Copy every record below exactly as written, but leave out the pictures.

— START —

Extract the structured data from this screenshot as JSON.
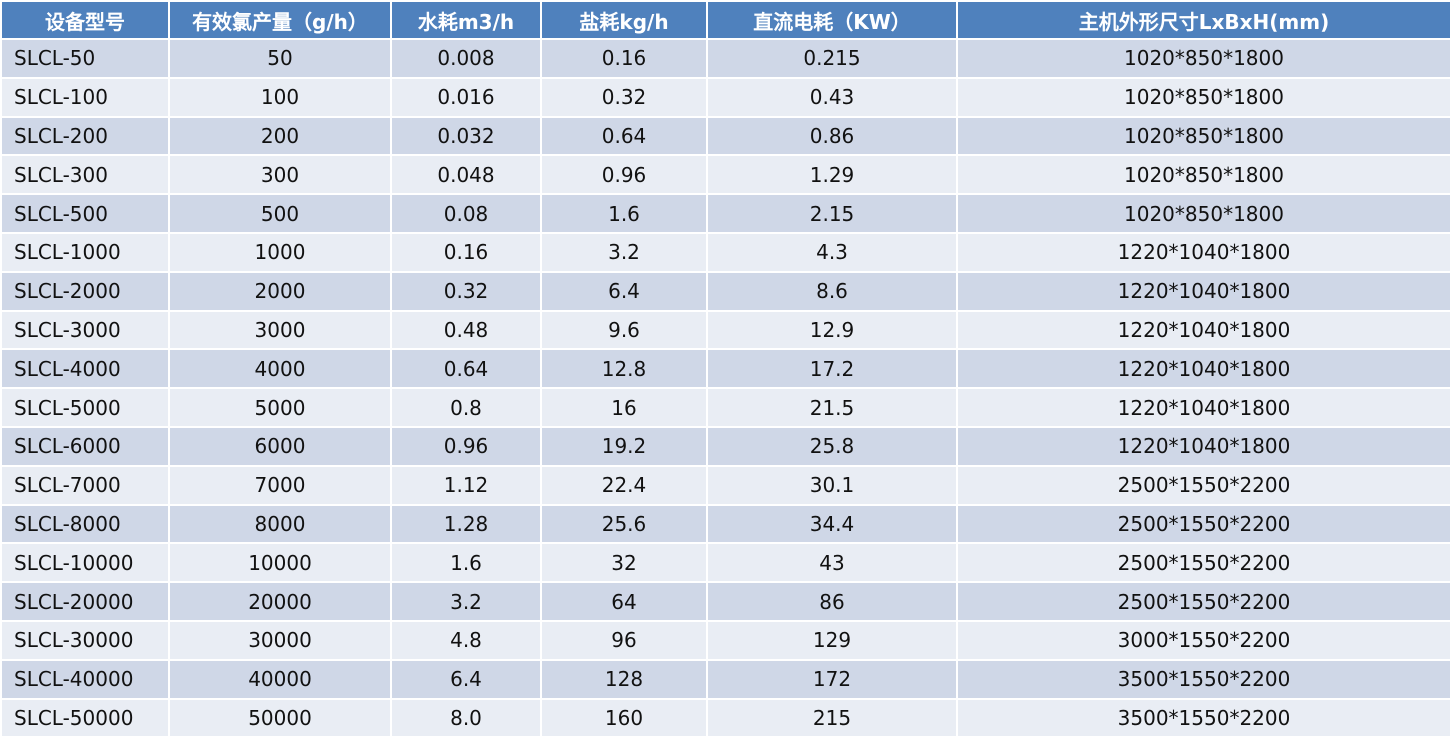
{
  "table": {
    "headers": [
      "设备型号",
      "有效氯产量（g/h）",
      "水耗m3/h",
      "盐耗kg/h",
      "直流电耗（KW）",
      "主机外形尺寸LxBxH(mm)"
    ],
    "rows": [
      [
        "SLCL-50",
        "50",
        "0.008",
        "0.16",
        "0.215",
        "1020*850*1800"
      ],
      [
        "SLCL-100",
        "100",
        "0.016",
        "0.32",
        "0.43",
        "1020*850*1800"
      ],
      [
        "SLCL-200",
        "200",
        "0.032",
        "0.64",
        "0.86",
        "1020*850*1800"
      ],
      [
        "SLCL-300",
        "300",
        "0.048",
        "0.96",
        "1.29",
        "1020*850*1800"
      ],
      [
        "SLCL-500",
        "500",
        "0.08",
        "1.6",
        "2.15",
        "1020*850*1800"
      ],
      [
        "SLCL-1000",
        "1000",
        "0.16",
        "3.2",
        "4.3",
        "1220*1040*1800"
      ],
      [
        "SLCL-2000",
        "2000",
        "0.32",
        "6.4",
        "8.6",
        "1220*1040*1800"
      ],
      [
        "SLCL-3000",
        "3000",
        "0.48",
        "9.6",
        "12.9",
        "1220*1040*1800"
      ],
      [
        "SLCL-4000",
        "4000",
        "0.64",
        "12.8",
        "17.2",
        "1220*1040*1800"
      ],
      [
        "SLCL-5000",
        "5000",
        "0.8",
        "16",
        "21.5",
        "1220*1040*1800"
      ],
      [
        "SLCL-6000",
        "6000",
        "0.96",
        "19.2",
        "25.8",
        "1220*1040*1800"
      ],
      [
        "SLCL-7000",
        "7000",
        "1.12",
        "22.4",
        "30.1",
        "2500*1550*2200"
      ],
      [
        "SLCL-8000",
        "8000",
        "1.28",
        "25.6",
        "34.4",
        "2500*1550*2200"
      ],
      [
        "SLCL-10000",
        "10000",
        "1.6",
        "32",
        "43",
        "2500*1550*2200"
      ],
      [
        "SLCL-20000",
        "20000",
        "3.2",
        "64",
        "86",
        "2500*1550*2200"
      ],
      [
        "SLCL-30000",
        "30000",
        "4.8",
        "96",
        "129",
        "3000*1550*2200"
      ],
      [
        "SLCL-40000",
        "40000",
        "6.4",
        "128",
        "172",
        "3500*1550*2200"
      ],
      [
        "SLCL-50000",
        "50000",
        "8.0",
        "160",
        "215",
        "3500*1550*2200"
      ]
    ]
  }
}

— END —

> FULL RESPONSE:
Extract the structured data from this screenshot as JSON.
{
  "table": {
    "headers": [
      "设备型号",
      "有效氯产量（g/h）",
      "水耗m3/h",
      "盐耗kg/h",
      "直流电耗（KW）",
      "主机外形尺寸LxBxH(mm)"
    ],
    "rows": [
      [
        "SLCL-50",
        "50",
        "0.008",
        "0.16",
        "0.215",
        "1020*850*1800"
      ],
      [
        "SLCL-100",
        "100",
        "0.016",
        "0.32",
        "0.43",
        "1020*850*1800"
      ],
      [
        "SLCL-200",
        "200",
        "0.032",
        "0.64",
        "0.86",
        "1020*850*1800"
      ],
      [
        "SLCL-300",
        "300",
        "0.048",
        "0.96",
        "1.29",
        "1020*850*1800"
      ],
      [
        "SLCL-500",
        "500",
        "0.08",
        "1.6",
        "2.15",
        "1020*850*1800"
      ],
      [
        "SLCL-1000",
        "1000",
        "0.16",
        "3.2",
        "4.3",
        "1220*1040*1800"
      ],
      [
        "SLCL-2000",
        "2000",
        "0.32",
        "6.4",
        "8.6",
        "1220*1040*1800"
      ],
      [
        "SLCL-3000",
        "3000",
        "0.48",
        "9.6",
        "12.9",
        "1220*1040*1800"
      ],
      [
        "SLCL-4000",
        "4000",
        "0.64",
        "12.8",
        "17.2",
        "1220*1040*1800"
      ],
      [
        "SLCL-5000",
        "5000",
        "0.8",
        "16",
        "21.5",
        "1220*1040*1800"
      ],
      [
        "SLCL-6000",
        "6000",
        "0.96",
        "19.2",
        "25.8",
        "1220*1040*1800"
      ],
      [
        "SLCL-7000",
        "7000",
        "1.12",
        "22.4",
        "30.1",
        "2500*1550*2200"
      ],
      [
        "SLCL-8000",
        "8000",
        "1.28",
        "25.6",
        "34.4",
        "2500*1550*2200"
      ],
      [
        "SLCL-10000",
        "10000",
        "1.6",
        "32",
        "43",
        "2500*1550*2200"
      ],
      [
        "SLCL-20000",
        "20000",
        "3.2",
        "64",
        "86",
        "2500*1550*2200"
      ],
      [
        "SLCL-30000",
        "30000",
        "4.8",
        "96",
        "129",
        "3000*1550*2200"
      ],
      [
        "SLCL-40000",
        "40000",
        "6.4",
        "128",
        "172",
        "3500*1550*2200"
      ],
      [
        "SLCL-50000",
        "50000",
        "8.0",
        "160",
        "215",
        "3500*1550*2200"
      ]
    ]
  }
}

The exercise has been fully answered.